Your goal:
Reproduce every record exactly as it appears, but not the pictures.

[Saved entries]

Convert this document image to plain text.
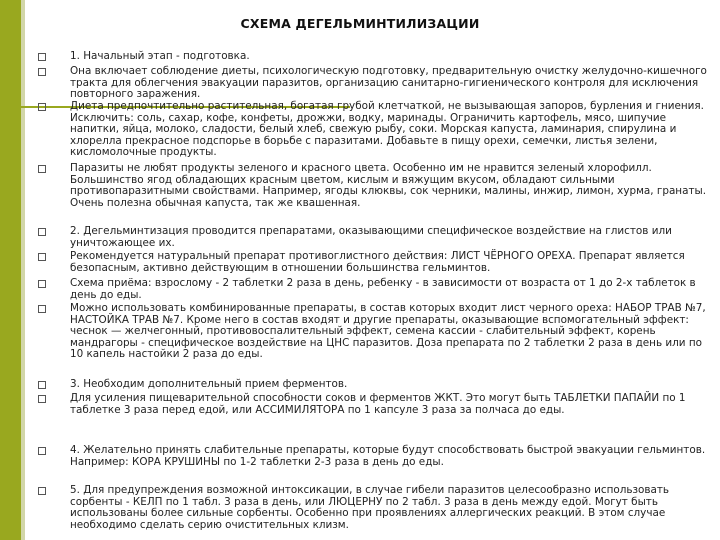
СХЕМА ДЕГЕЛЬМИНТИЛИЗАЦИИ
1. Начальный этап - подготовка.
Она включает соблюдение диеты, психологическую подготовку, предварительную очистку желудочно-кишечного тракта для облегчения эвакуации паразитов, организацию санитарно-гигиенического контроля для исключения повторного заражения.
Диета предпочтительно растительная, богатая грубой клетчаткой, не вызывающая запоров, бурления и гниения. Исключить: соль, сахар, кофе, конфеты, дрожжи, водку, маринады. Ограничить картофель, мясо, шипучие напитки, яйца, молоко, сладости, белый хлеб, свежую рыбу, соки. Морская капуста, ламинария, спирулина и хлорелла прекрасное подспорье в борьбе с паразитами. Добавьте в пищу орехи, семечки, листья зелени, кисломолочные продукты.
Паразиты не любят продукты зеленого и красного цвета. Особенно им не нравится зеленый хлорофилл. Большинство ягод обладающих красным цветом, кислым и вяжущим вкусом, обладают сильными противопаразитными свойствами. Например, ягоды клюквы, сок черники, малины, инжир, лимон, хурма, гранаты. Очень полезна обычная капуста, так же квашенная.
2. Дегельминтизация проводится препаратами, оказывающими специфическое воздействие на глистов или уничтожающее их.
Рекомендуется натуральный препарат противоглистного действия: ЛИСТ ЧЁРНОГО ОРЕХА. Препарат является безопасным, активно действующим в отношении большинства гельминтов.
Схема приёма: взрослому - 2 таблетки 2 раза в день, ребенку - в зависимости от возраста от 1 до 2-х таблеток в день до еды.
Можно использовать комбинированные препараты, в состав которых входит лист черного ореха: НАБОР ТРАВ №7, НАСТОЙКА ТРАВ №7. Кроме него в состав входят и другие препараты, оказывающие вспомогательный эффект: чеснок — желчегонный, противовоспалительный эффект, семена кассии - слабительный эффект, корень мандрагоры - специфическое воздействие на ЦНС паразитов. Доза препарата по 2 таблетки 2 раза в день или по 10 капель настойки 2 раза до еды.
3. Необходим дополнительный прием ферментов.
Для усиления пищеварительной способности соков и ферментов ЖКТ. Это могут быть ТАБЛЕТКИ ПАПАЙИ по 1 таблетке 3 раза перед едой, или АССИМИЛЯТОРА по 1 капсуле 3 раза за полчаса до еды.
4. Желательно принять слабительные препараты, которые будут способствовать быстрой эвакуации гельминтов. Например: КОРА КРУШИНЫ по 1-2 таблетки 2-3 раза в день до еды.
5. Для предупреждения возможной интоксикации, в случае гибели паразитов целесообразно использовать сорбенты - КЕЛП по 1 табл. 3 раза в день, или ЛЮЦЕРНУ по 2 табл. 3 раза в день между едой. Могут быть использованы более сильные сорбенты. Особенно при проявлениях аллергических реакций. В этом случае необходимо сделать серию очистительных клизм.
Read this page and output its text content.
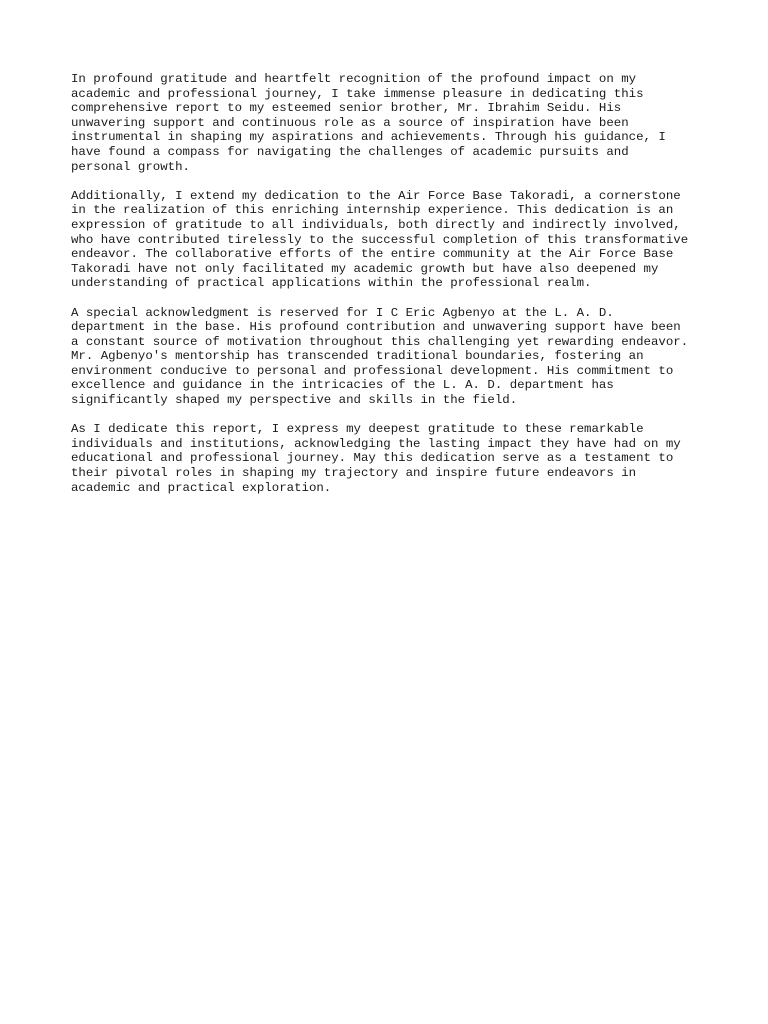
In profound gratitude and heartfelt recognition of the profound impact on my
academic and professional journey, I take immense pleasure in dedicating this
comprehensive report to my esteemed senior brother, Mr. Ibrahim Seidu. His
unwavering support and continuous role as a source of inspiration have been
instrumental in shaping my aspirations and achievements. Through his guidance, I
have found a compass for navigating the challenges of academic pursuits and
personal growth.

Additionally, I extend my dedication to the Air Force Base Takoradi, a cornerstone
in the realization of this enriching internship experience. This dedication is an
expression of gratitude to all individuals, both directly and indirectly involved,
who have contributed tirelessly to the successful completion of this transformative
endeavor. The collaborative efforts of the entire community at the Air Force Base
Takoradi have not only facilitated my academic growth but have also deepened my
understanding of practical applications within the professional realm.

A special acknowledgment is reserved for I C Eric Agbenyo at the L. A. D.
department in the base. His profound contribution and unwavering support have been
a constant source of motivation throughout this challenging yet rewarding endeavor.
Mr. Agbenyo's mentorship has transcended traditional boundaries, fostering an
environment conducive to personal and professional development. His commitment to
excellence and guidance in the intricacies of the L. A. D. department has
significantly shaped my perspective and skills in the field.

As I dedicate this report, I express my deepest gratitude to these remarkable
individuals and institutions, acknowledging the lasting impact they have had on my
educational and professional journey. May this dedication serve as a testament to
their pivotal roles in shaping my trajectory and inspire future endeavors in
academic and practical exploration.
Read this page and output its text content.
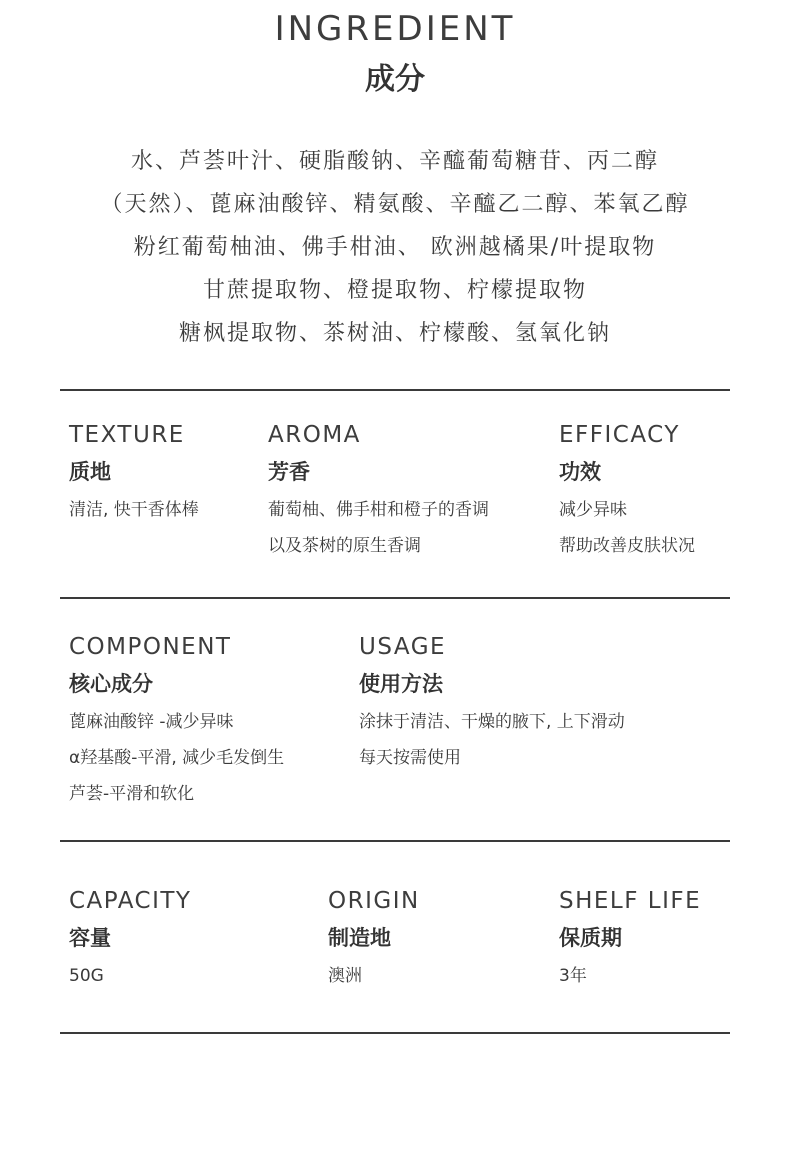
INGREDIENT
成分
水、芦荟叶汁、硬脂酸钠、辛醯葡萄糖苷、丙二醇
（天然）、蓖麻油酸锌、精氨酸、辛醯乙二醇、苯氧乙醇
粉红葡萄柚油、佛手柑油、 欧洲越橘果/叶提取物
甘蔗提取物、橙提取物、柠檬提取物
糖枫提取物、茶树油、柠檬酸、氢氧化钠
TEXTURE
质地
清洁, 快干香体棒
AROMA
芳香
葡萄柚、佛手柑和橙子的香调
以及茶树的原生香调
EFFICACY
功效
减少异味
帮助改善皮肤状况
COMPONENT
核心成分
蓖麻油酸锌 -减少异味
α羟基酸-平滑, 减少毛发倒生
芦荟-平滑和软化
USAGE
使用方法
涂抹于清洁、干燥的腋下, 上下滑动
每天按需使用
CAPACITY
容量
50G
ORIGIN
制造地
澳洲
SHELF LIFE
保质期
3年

Answer to this exercise:
Convert this document image to plain text.
СХЕМА ДЕГЕЛЬМИНТИЛИЗАЦИИ
1. Начальный этап - подготовка.
Она включает соблюдение диеты, психологическую подготовку, предварительную очистку желудочно-кишечного тракта для облегчения эвакуации паразитов, организацию санитарно-гигиенического контроля для исключения повторного заражения.
Диета предпочтительно растительная, богатая грубой клетчаткой, не вызывающая запоров, бурления и гниения. Исключить: соль, сахар, кофе, конфеты, дрожжи, водку, маринады. Ограничить картофель, мясо, шипучие напитки, яйца, молоко, сладости, белый хлеб, свежую рыбу, соки. Морская капуста, ламинария, спирулина и хлорелла прекрасное подспорье в борьбе с паразитами. Добавьте в пищу орехи, семечки, листья зелени, кисломолочные продукты.
Паразиты не любят продукты зеленого и красного цвета. Особенно им не нравится зеленый хлорофилл. Большинство ягод обладающих красным цветом, кислым и вяжущим вкусом, обладают сильными противопаразитными свойствами. Например, ягоды клюквы, сок черники, малины, инжир, лимон, хурма, гранаты. Очень полезна обычная капуста, так же квашенная.
2. Дегельминтизация проводится препаратами, оказывающими специфическое воздействие на глистов или уничтожающее их.
Рекомендуется натуральный препарат противоглистного действия: ЛИСТ ЧЁРНОГО ОРЕХА. Препарат является безопасным, активно действующим в отношении большинства гельминтов.
Схема приёма: взрослому - 2 таблетки 2 раза в день, ребенку - в зависимости от возраста от 1 до 2-х таблеток в день до еды.
Можно использовать комбинированные препараты, в состав которых входит лист черного ореха: НАБОР ТРАВ №7, НАСТОЙКА ТРАВ №7. Кроме него в состав входят и другие препараты, оказывающие вспомогательный эффект: чеснок — желчегонный, противовоспалительный эффект, семена кассии - слабительный эффект, корень мандрагоры - специфическое воздействие на ЦНС паразитов. Доза препарата по 2 таблетки 2 раза в день или по 10 капель настойки 2 раза до еды.
3. Необходим дополнительный прием ферментов.
Для усиления пищеварительной способности соков и ферментов ЖКТ. Это могут быть ТАБЛЕТКИ ПАПАЙИ по 1 таблетке 3 раза перед едой, или АССИМИЛЯТОРА по 1 капсуле 3 раза за полчаса до еды.
4. Желательно принять слабительные препараты, которые будут способствовать быстрой эвакуации гельминтов. Например: КОРА КРУШИНЫ по 1-2 таблетки 2-3 раза в день до еды.
5. Для предупреждения возможной интоксикации, в случае гибели паразитов целесообразно использовать сорбенты - КЕЛП по 1 табл. 3 раза в день, или ЛЮЦЕРНУ по 2 табл. 3 раза в день между едой. Могут быть использованы более сильные сорбенты. Особенно при проявлениях аллергических реакций. В этом случае необходимо сделать серию очистительных клизм.
Read this page and output its text content.
In profound gratitude and heartfelt recognition of the profound impact on my
academic and professional journey, I take immense pleasure in dedicating this
comprehensive report to my esteemed senior brother, Mr. Ibrahim Seidu. His
unwavering support and continuous role as a source of inspiration have been
instrumental in shaping my aspirations and achievements. Through his guidance, I
have found a compass for navigating the challenges of academic pursuits and
personal growth.

Additionally, I extend my dedication to the Air Force Base Takoradi, a cornerstone
in the realization of this enriching internship experience. This dedication is an
expression of gratitude to all individuals, both directly and indirectly involved,
who have contributed tirelessly to the successful completion of this transformative
endeavor. The collaborative efforts of the entire community at the Air Force Base
Takoradi have not only facilitated my academic growth but have also deepened my
understanding of practical applications within the professional realm.

A special acknowledgment is reserved for I C Eric Agbenyo at the L. A. D.
department in the base. His profound contribution and unwavering support have been
a constant source of motivation throughout this challenging yet rewarding endeavor.
Mr. Agbenyo's mentorship has transcended traditional boundaries, fostering an
environment conducive to personal and professional development. His commitment to
excellence and guidance in the intricacies of the L. A. D. department has
significantly shaped my perspective and skills in the field.

As I dedicate this report, I express my deepest gratitude to these remarkable
individuals and institutions, acknowledging the lasting impact they have had on my
educational and professional journey. May this dedication serve as a testament to
their pivotal roles in shaping my trajectory and inspire future endeavors in
academic and practical exploration.
Read this page and output its text content.
INGREDIENT
成分
水、芦荟叶汁、硬脂酸钠、辛醯葡萄糖苷、丙二醇
（天然）、蓖麻油酸锌、精氨酸、辛醯乙二醇、苯氧乙醇
粉红葡萄柚油、佛手柑油、 欧洲越橘果/叶提取物
甘蔗提取物、橙提取物、柠檬提取物
糖枫提取物、茶树油、柠檬酸、氢氧化钠
TEXTURE
质地
清洁, 快干香体棒
AROMA
芳香
葡萄柚、佛手柑和橙子的香调
以及茶树的原生香调
EFFICACY
功效
减少异味
帮助改善皮肤状况
COMPONENT
核心成分
蓖麻油酸锌 -减少异味
α羟基酸-平滑, 减少毛发倒生
芦荟-平滑和软化
USAGE
使用方法
涂抹于清洁、干燥的腋下, 上下滑动
每天按需使用
CAPACITY
容量
50G
ORIGIN
制造地
澳洲
SHELF LIFE
保质期
3年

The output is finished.